▶ [Goal of the exercise] Present the data once more in exactly its original form.

▶ [Provided entries]
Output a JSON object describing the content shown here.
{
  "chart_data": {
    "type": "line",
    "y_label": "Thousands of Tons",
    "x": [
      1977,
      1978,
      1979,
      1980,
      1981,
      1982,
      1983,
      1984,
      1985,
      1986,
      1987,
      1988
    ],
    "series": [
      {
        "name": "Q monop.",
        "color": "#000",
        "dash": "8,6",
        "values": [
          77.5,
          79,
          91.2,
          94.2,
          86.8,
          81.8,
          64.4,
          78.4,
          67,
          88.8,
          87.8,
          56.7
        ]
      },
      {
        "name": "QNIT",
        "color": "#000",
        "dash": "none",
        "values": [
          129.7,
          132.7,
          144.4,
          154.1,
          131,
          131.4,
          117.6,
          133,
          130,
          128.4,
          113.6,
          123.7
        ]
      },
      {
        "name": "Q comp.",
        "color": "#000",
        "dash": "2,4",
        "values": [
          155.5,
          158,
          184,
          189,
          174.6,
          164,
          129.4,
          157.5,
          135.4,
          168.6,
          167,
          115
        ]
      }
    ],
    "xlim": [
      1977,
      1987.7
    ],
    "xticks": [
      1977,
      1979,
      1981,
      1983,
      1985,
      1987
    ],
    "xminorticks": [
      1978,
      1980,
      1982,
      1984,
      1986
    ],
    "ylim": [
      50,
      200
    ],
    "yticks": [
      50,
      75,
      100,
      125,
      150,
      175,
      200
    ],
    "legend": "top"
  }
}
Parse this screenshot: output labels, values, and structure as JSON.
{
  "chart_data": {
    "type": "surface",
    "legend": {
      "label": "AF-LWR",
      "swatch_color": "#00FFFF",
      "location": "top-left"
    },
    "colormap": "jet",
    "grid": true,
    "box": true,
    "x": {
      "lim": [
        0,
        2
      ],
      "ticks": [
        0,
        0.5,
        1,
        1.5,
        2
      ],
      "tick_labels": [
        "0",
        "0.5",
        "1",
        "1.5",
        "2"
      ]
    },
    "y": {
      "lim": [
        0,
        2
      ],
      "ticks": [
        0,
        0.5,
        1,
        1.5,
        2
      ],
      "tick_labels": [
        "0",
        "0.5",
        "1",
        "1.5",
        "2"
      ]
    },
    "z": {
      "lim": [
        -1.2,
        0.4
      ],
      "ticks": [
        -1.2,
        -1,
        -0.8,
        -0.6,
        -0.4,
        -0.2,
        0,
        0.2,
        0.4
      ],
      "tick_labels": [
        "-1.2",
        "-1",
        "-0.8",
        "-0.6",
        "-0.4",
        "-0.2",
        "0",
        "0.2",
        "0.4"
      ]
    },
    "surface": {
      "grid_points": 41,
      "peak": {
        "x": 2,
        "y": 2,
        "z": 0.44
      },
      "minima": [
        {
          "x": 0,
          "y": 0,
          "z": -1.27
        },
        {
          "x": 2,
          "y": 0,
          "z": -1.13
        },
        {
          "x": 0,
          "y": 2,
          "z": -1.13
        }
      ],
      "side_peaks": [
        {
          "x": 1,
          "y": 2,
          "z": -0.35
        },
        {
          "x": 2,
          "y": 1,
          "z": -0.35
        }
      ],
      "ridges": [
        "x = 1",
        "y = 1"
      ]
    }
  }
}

▶ [Finished exercise]
Output a JSON object describing the content shown here.
{
  "chart_data": {
    "type": "line",
    "y_label": "Thousands of Tons",
    "x": [
      1977,
      1978,
      1979,
      1980,
      1981,
      1982,
      1983,
      1984,
      1985,
      1986,
      1987,
      1988
    ],
    "series": [
      {
        "name": "Q monop.",
        "color": "#000",
        "dash": "8,6",
        "values": [
          77.5,
          79,
          91.2,
          94.2,
          86.8,
          81.8,
          64.4,
          78.4,
          67,
          88.8,
          87.8,
          56.7
        ]
      },
      {
        "name": "QNIT",
        "color": "#000",
        "dash": "none",
        "values": [
          129.7,
          132.7,
          144.4,
          154.1,
          131,
          131.4,
          117.6,
          133,
          130,
          128.4,
          113.6,
          123.7
        ]
      },
      {
        "name": "Q comp.",
        "color": "#000",
        "dash": "2,4",
        "values": [
          155.5,
          158,
          184,
          189,
          174.6,
          164,
          129.4,
          157.5,
          135.4,
          168.6,
          167,
          115
        ]
      }
    ],
    "xlim": [
      1977,
      1987.7
    ],
    "xticks": [
      1977,
      1979,
      1981,
      1983,
      1985,
      1987
    ],
    "xminorticks": [
      1978,
      1980,
      1982,
      1984,
      1986
    ],
    "ylim": [
      50,
      200
    ],
    "yticks": [
      50,
      75,
      100,
      125,
      150,
      175,
      200
    ],
    "legend": "top"
  }
}
Parse this screenshot: output labels, values, and structure as JSON.
{
  "chart_data": {
    "type": "surface",
    "legend": {
      "label": "AF-LWR",
      "swatch_color": "#00FFFF",
      "location": "top-left"
    },
    "colormap": "jet",
    "grid": true,
    "box": true,
    "x": {
      "lim": [
        0,
        2
      ],
      "ticks": [
        0,
        0.5,
        1,
        1.5,
        2
      ],
      "tick_labels": [
        "0",
        "0.5",
        "1",
        "1.5",
        "2"
      ]
    },
    "y": {
      "lim": [
        0,
        2
      ],
      "ticks": [
        0,
        0.5,
        1,
        1.5,
        2
      ],
      "tick_labels": [
        "0",
        "0.5",
        "1",
        "1.5",
        "2"
      ]
    },
    "z": {
      "lim": [
        -1.2,
        0.4
      ],
      "ticks": [
        -1.2,
        -1,
        -0.8,
        -0.6,
        -0.4,
        -0.2,
        0,
        0.2,
        0.4
      ],
      "tick_labels": [
        "-1.2",
        "-1",
        "-0.8",
        "-0.6",
        "-0.4",
        "-0.2",
        "0",
        "0.2",
        "0.4"
      ]
    },
    "surface": {
      "grid_points": 41,
      "peak": {
        "x": 2,
        "y": 2,
        "z": 0.44
      },
      "minima": [
        {
          "x": 0,
          "y": 0,
          "z": -1.27
        },
        {
          "x": 2,
          "y": 0,
          "z": -1.13
        },
        {
          "x": 0,
          "y": 2,
          "z": -1.13
        }
      ],
      "side_peaks": [
        {
          "x": 1,
          "y": 2,
          "z": -0.35
        },
        {
          "x": 2,
          "y": 1,
          "z": -0.35
        }
      ],
      "ridges": [
        "x = 1",
        "y = 1"
      ]
    }
  }
}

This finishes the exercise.